## Work instructions
Your answer is a single number: the count of lines that contain the string "provést".

(Collected data entries)
START

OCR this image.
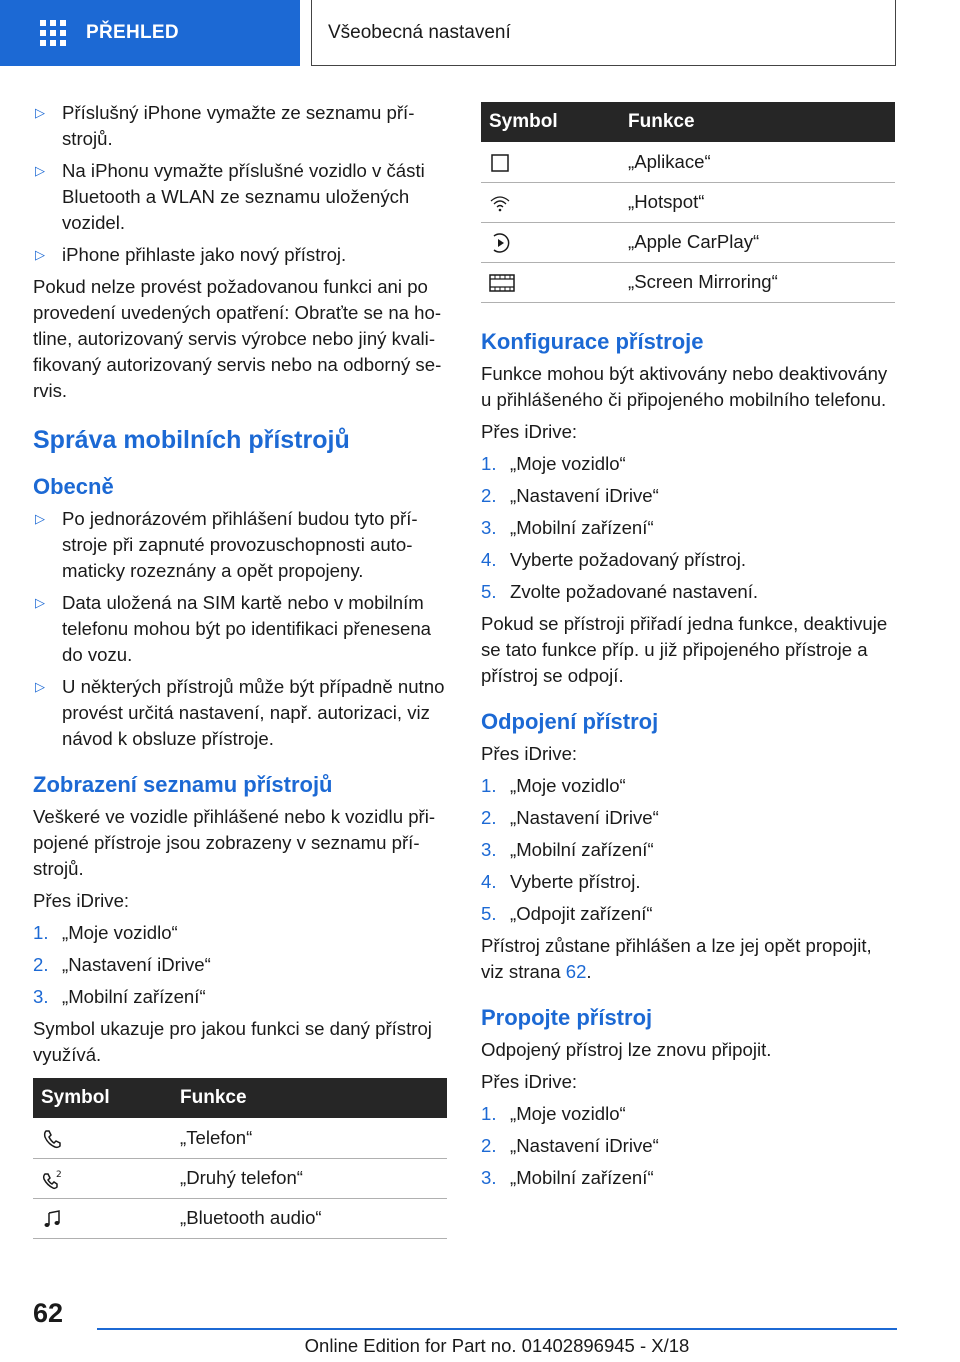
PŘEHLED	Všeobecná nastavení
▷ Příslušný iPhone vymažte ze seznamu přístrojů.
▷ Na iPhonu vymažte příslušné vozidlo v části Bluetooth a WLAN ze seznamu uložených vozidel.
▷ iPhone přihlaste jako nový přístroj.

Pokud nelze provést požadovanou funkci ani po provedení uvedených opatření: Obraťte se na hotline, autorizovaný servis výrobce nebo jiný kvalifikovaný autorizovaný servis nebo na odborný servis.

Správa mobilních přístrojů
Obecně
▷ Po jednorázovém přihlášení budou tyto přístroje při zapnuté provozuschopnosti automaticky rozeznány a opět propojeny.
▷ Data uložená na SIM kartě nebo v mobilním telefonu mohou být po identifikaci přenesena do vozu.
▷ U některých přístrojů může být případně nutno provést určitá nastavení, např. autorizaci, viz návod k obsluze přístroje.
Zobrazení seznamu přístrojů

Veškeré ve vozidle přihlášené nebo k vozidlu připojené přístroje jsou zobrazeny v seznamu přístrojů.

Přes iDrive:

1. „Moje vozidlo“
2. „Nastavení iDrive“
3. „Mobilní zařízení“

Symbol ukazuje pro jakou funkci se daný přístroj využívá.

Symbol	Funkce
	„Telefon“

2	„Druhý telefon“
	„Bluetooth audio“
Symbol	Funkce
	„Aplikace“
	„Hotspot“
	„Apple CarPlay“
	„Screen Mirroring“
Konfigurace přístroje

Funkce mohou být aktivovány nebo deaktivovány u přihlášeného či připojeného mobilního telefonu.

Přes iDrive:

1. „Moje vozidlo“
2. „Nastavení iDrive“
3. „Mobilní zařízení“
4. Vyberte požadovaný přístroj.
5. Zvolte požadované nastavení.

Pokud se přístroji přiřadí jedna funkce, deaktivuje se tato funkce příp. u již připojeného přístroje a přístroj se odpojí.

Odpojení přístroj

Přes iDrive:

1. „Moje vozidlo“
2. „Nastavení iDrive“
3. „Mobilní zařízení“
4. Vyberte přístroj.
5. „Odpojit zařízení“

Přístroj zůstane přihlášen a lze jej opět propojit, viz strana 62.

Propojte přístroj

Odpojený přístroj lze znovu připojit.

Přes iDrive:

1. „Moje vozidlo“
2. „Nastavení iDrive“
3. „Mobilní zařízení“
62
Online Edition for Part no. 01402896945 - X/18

END
START

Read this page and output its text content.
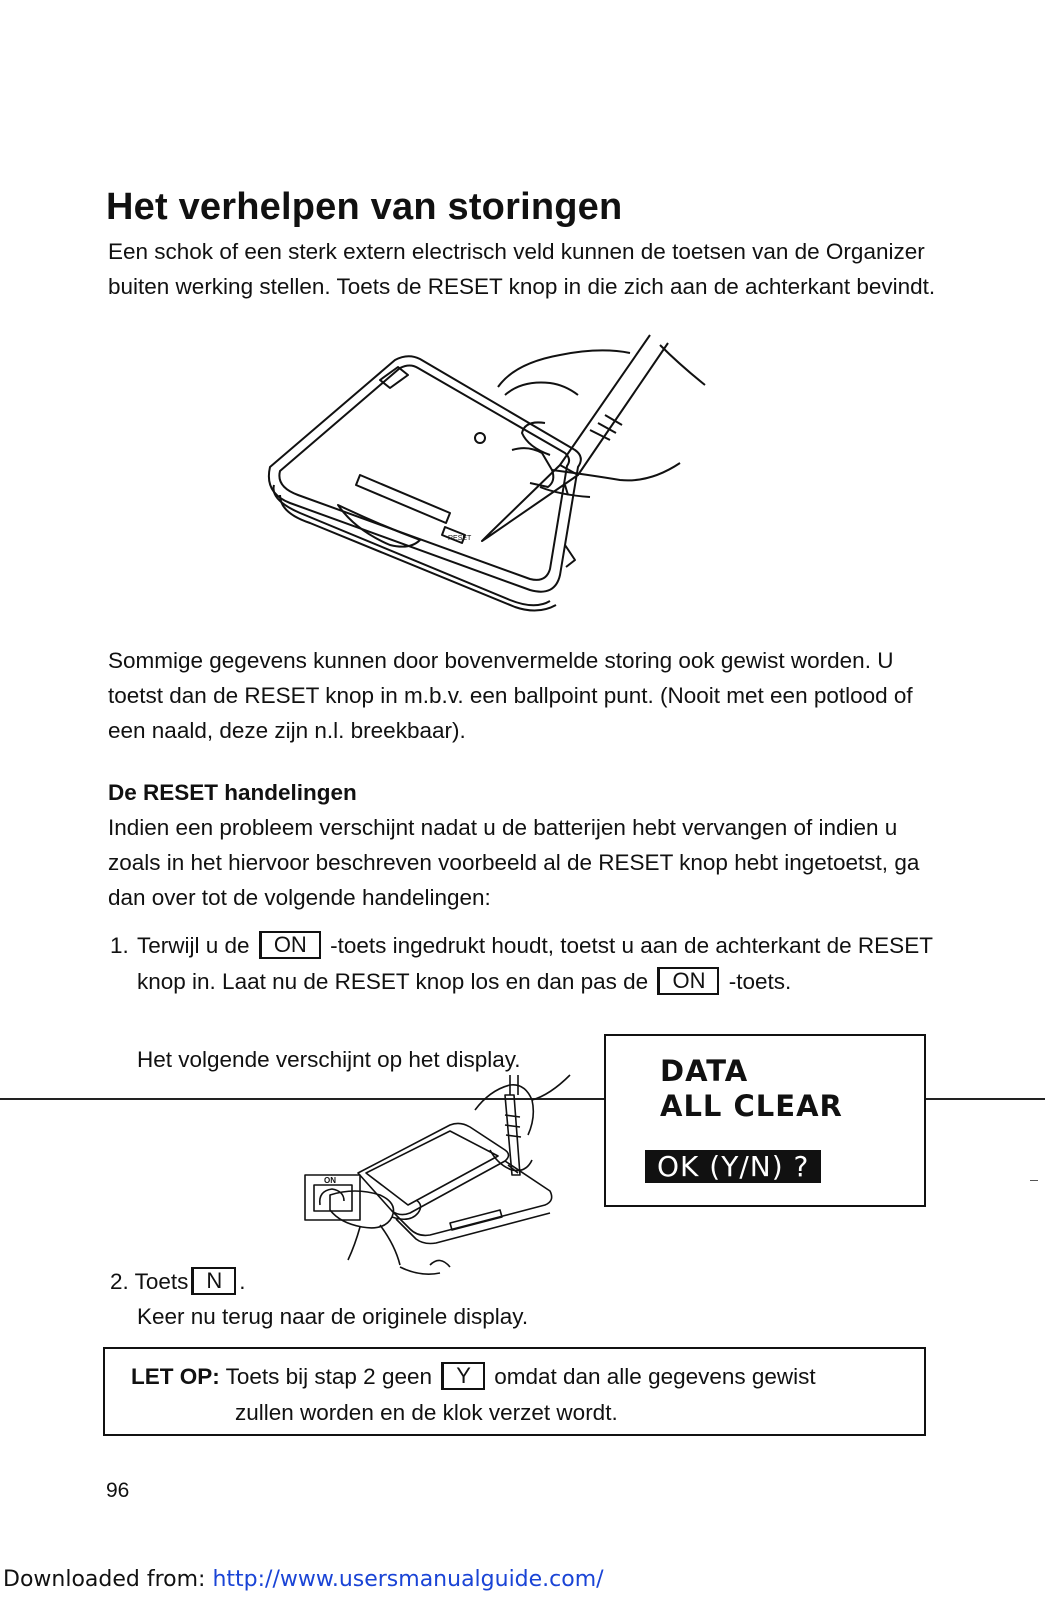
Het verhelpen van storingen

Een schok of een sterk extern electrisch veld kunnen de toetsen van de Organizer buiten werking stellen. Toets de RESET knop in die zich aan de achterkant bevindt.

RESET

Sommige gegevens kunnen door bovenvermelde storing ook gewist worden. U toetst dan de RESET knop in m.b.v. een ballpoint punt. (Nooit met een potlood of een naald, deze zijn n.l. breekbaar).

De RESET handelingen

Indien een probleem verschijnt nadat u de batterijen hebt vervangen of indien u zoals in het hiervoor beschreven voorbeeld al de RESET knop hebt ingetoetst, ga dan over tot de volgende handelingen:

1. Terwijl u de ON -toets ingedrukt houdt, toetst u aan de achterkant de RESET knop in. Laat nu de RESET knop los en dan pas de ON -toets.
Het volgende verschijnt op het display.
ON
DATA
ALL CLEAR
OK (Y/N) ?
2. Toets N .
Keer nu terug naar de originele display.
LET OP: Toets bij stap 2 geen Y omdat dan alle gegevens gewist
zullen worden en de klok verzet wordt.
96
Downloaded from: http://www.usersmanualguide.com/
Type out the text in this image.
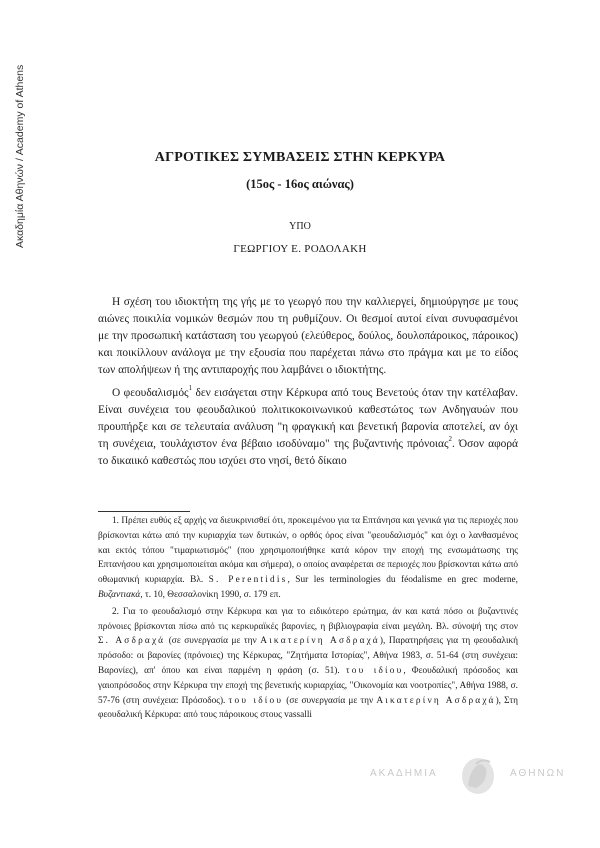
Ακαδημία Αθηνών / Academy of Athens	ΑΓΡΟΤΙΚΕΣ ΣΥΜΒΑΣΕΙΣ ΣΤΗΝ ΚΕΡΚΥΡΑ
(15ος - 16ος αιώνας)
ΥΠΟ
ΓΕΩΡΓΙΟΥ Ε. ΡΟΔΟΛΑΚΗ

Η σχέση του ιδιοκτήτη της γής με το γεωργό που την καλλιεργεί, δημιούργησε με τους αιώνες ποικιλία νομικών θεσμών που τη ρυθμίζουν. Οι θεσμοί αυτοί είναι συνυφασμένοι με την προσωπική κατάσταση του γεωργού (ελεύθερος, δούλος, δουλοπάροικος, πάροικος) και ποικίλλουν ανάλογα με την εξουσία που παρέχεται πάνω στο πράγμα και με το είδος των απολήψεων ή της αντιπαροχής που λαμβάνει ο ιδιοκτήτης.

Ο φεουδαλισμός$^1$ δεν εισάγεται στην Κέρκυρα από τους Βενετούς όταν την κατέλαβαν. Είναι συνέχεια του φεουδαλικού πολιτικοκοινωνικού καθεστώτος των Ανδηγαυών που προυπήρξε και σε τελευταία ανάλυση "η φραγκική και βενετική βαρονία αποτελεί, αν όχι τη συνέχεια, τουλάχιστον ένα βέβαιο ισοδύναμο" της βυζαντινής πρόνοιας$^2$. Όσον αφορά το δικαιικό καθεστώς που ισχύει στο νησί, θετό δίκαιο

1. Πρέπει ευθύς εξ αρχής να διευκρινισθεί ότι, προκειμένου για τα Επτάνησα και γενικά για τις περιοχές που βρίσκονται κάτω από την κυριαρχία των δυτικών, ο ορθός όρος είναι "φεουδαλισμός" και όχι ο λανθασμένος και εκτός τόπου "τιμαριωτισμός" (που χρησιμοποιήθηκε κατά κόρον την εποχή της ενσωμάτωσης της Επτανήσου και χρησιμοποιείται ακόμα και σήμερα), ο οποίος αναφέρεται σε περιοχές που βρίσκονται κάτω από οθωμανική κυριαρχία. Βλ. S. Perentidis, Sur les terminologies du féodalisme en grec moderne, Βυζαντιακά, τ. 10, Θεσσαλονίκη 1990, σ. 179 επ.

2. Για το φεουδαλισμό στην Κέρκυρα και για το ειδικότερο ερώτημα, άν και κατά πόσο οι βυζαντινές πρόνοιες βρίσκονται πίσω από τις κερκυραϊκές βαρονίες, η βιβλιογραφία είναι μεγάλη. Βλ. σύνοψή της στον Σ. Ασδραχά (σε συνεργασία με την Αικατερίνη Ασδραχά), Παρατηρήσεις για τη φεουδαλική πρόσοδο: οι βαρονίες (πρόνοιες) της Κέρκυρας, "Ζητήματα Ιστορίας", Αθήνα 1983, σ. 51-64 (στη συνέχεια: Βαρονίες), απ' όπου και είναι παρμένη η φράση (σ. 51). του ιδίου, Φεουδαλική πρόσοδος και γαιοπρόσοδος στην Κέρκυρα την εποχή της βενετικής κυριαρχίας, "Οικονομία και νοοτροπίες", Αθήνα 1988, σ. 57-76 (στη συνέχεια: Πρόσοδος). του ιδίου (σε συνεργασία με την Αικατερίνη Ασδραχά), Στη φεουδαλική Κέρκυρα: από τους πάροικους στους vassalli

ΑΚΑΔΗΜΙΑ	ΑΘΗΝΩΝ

END
START

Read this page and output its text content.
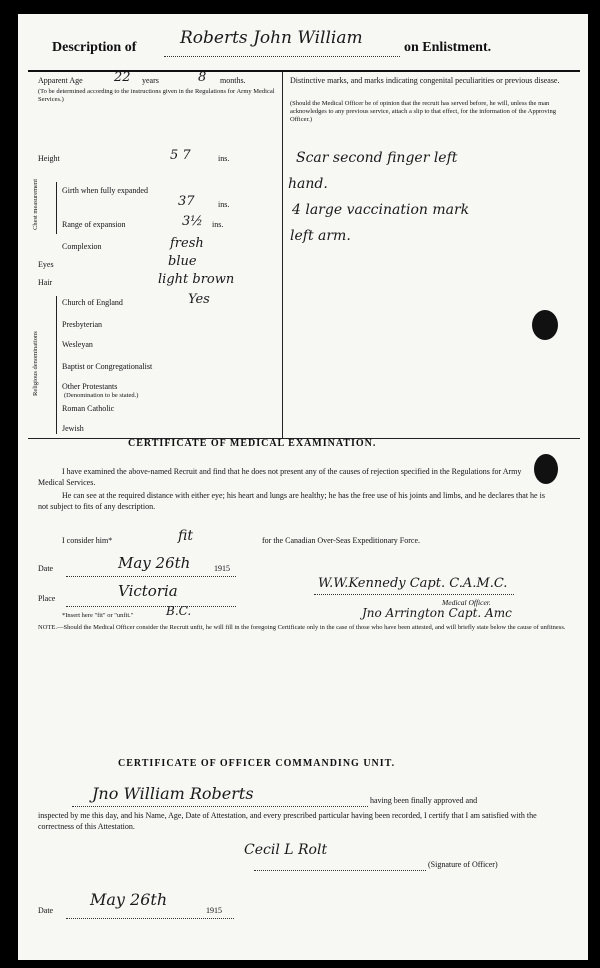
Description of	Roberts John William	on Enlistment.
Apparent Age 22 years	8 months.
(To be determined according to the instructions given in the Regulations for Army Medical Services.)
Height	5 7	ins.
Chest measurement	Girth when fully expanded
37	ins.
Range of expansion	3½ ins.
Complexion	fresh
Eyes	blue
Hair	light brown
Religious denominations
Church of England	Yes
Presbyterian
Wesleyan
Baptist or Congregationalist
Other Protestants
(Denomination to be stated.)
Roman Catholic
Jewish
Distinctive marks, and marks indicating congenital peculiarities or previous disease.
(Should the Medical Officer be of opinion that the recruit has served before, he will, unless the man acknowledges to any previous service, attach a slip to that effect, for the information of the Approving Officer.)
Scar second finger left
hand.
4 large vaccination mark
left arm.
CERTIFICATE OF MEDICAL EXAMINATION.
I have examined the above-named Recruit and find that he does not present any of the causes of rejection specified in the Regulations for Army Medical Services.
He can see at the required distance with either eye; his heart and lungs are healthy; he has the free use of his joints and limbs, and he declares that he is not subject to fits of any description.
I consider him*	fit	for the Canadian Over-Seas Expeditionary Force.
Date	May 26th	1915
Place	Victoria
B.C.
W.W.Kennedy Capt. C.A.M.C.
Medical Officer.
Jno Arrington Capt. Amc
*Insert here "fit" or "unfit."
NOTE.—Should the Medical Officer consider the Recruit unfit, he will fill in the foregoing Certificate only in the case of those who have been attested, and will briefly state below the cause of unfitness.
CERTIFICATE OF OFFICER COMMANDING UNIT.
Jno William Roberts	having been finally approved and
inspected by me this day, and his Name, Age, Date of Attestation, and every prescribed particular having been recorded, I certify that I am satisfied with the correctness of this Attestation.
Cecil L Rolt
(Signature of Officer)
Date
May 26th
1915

END

## Problem solution
2